_Work to do_
In the listing that follows, count each line containing the string "frac" and report only the count.

(Saved data entries)
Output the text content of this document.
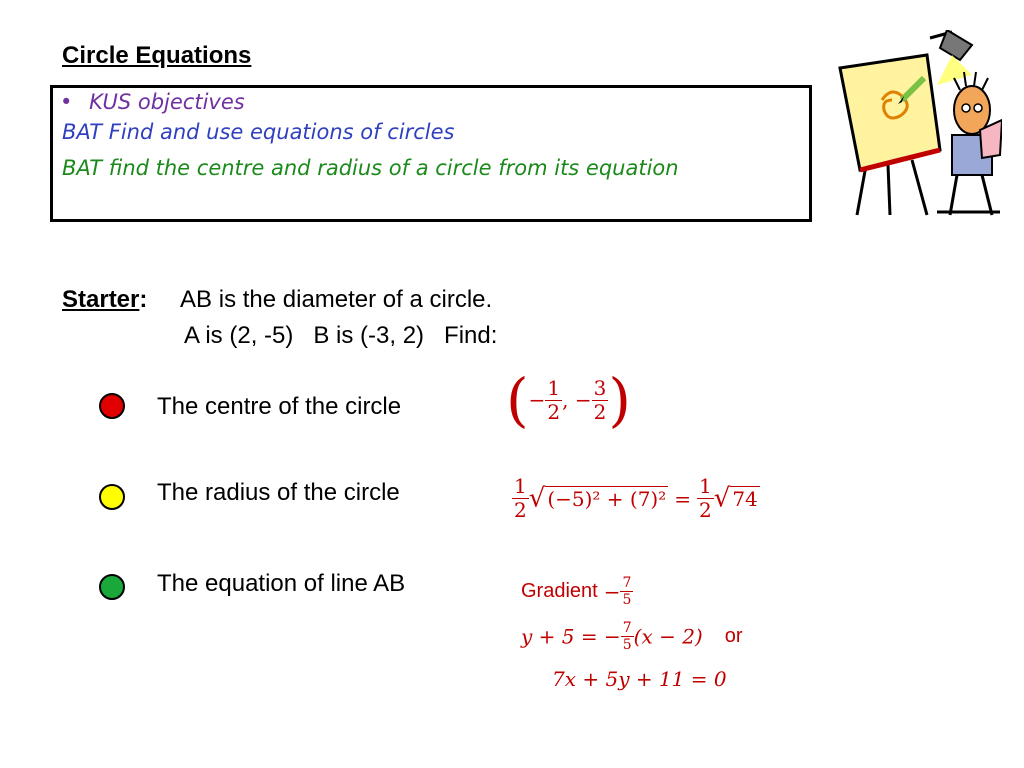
Circle Equations
• KUS objectives
BAT Find and use equations of circles
BAT find the centre and radius of a circle from its equation
Starter: AB is the diameter of a circle.
A is (2, -5)   B is (-3, 2)   Find:
The centre of the circle
The radius of the circle
The equation of line AB
(− $\frac{1}{2}$ , − $\frac{3}{2}$ )
$\frac{1}{2}$ √ $(-5)^2 + (7)^2 = \frac{1}{2}$ √ 74
Gradient − $\frac{7}{5}$
y + 5 = − $\frac{7}{5} (x - 2)$ or
7x + 5y + 11 = 0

_Exercise response_
4